-- Start of RECORDS FOR PROCESSING --

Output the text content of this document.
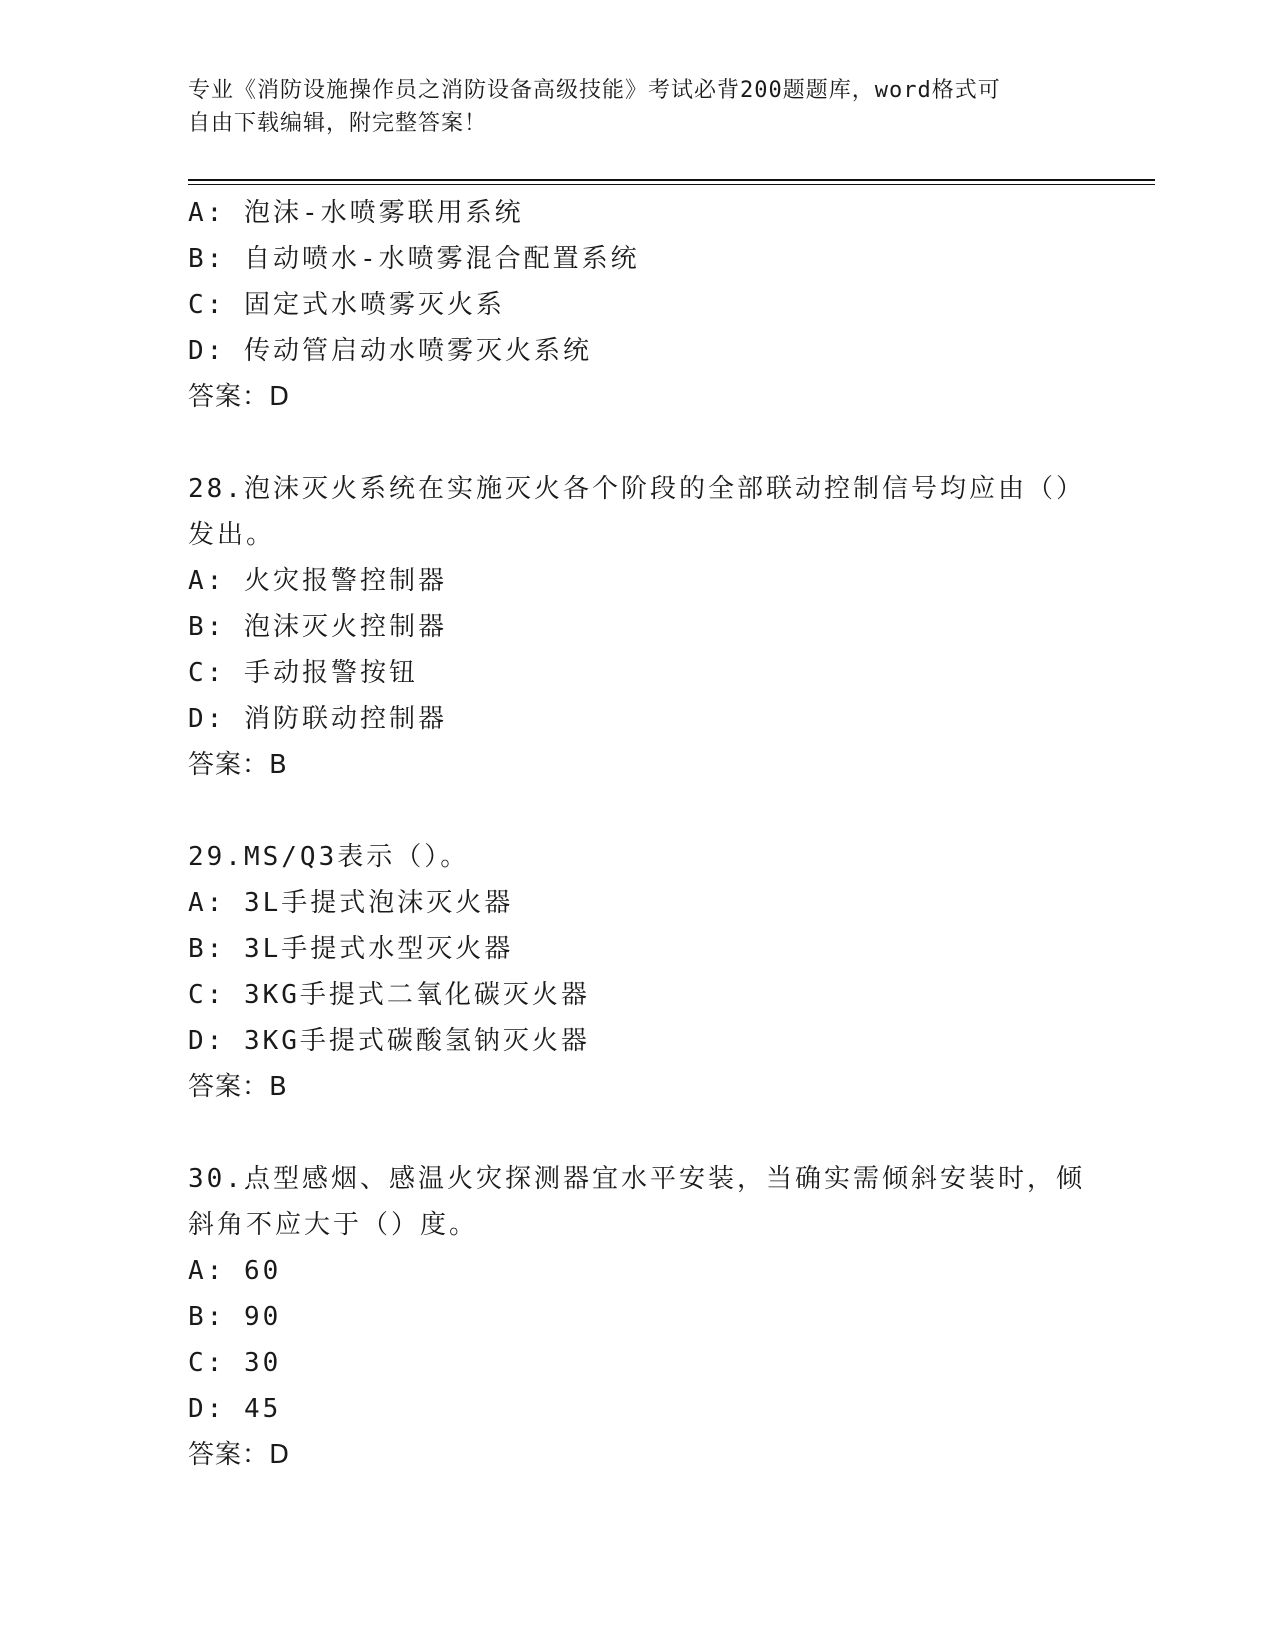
专业《消防设施操作员之消防设备高级技能》考试必背200题题库，word格式可
自由下载编辑，附完整答案！
A: 泡沫-水喷雾联用系统
B: 自动喷水-水喷雾混合配置系统
C: 固定式水喷雾灭火系
D: 传动管启动水喷雾灭火系统
答案：D
28.泡沫灭火系统在实施灭火各个阶段的全部联动控制信号均应由（）
发出。
A: 火灾报警控制器
B: 泡沫灭火控制器
C: 手动报警按钮
D: 消防联动控制器
答案：B
29.MS/Q3表示（）。
A: 3L手提式泡沫灭火器
B: 3L手提式水型灭火器
C: 3KG手提式二氧化碳灭火器
D: 3KG手提式碳酸氢钠灭火器
答案：B
30.点型感烟、感温火灾探测器宜水平安装，当确实需倾斜安装时，倾
斜角不应大于（）度。
A: 60
B: 90
C: 30
D: 45
答案：D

-- End of RECORDS FOR PROCESSING --

Each entry shown above must be quoted exactly, with its pictures left out.

EXERCISE ANSWER:
Output the text content of this document.
专业《消防设施操作员之消防设备高级技能》考试必背200题题库，word格式可
自由下载编辑，附完整答案！
A: 泡沫-水喷雾联用系统
B: 自动喷水-水喷雾混合配置系统
C: 固定式水喷雾灭火系
D: 传动管启动水喷雾灭火系统
答案：D
28.泡沫灭火系统在实施灭火各个阶段的全部联动控制信号均应由（）
发出。
A: 火灾报警控制器
B: 泡沫灭火控制器
C: 手动报警按钮
D: 消防联动控制器
答案：B
29.MS/Q3表示（）。
A: 3L手提式泡沫灭火器
B: 3L手提式水型灭火器
C: 3KG手提式二氧化碳灭火器
D: 3KG手提式碳酸氢钠灭火器
答案：B
30.点型感烟、感温火灾探测器宜水平安装，当确实需倾斜安装时，倾
斜角不应大于（）度。
A: 60
B: 90
C: 30
D: 45
答案：D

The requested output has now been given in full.